■ **Given instruction**
Scan the lines below for the word "ὅσοι". Copy each line you find it in.

■ **Data to use**

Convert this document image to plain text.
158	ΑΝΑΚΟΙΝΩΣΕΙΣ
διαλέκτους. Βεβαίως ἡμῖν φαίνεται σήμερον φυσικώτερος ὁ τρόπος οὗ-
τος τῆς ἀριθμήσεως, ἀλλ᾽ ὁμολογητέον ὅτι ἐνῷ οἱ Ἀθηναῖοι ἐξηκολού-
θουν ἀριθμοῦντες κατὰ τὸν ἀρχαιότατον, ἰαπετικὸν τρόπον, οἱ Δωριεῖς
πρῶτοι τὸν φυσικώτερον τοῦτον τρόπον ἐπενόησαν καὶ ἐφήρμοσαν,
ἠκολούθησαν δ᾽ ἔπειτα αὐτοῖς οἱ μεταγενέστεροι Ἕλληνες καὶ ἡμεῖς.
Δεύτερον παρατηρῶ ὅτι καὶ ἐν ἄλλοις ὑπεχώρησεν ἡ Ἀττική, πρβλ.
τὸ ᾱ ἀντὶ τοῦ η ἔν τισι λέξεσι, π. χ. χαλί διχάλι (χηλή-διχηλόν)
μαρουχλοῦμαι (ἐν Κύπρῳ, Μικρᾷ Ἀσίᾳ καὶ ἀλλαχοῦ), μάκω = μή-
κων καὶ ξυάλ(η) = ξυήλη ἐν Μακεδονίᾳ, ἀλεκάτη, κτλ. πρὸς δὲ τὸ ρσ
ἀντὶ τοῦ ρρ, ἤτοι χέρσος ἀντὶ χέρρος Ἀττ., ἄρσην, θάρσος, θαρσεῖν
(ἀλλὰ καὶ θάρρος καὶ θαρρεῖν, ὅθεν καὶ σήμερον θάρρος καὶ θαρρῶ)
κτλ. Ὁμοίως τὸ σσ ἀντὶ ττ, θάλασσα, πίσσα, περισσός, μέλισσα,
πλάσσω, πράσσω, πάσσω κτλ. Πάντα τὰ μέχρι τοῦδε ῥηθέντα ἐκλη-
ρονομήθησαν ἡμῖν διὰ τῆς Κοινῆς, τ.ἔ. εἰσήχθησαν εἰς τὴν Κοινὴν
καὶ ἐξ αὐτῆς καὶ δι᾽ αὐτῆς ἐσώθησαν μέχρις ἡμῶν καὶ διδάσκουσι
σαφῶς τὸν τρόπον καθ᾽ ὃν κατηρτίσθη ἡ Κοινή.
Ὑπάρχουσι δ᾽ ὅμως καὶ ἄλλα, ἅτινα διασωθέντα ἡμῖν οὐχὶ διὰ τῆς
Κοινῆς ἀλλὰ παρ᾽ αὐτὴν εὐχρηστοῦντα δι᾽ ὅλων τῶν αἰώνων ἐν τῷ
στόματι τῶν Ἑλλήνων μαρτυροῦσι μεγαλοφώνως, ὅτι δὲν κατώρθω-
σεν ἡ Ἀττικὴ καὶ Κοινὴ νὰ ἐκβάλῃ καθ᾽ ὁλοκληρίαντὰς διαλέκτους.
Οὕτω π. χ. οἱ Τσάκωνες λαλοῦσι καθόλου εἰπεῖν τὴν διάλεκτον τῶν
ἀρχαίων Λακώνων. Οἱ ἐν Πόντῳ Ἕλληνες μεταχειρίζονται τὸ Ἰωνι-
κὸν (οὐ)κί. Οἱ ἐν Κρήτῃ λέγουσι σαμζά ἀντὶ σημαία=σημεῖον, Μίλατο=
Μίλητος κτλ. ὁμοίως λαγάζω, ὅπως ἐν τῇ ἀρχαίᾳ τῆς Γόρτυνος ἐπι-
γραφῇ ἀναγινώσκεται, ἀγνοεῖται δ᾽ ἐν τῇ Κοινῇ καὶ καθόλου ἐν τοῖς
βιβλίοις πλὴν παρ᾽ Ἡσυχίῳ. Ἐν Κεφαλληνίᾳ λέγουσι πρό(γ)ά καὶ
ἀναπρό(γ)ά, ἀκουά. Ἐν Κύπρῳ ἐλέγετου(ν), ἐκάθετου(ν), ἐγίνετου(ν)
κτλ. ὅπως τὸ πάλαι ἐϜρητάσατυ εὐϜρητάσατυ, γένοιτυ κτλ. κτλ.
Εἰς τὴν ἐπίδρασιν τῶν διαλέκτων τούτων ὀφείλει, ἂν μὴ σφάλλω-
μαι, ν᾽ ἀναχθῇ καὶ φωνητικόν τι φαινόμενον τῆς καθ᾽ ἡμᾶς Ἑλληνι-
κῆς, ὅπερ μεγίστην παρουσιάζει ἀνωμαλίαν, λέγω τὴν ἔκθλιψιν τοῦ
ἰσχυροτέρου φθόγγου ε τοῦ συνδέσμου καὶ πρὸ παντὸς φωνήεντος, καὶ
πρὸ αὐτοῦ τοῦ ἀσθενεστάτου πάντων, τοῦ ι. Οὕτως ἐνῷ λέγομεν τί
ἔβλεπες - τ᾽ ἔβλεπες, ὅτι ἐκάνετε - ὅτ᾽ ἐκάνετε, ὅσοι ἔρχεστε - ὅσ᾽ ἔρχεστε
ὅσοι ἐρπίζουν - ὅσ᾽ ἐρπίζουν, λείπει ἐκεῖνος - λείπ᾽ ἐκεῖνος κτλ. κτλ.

■ **Output for this task**
ἔβλεπες - τ᾽ ἔβλεπες, ὅτι ἐκάνετε - ὅτ᾽ ἐκάνετε, ὅσοι ἔρχεστε - ὅσ᾽ ἔρχεστε
ὅσοι ἐρπίζουν - ὅσ᾽ ἐρπίζουν, λείπει ἐκεῖνος - λείπ᾽ ἐκεῖνος κτλ. κτλ.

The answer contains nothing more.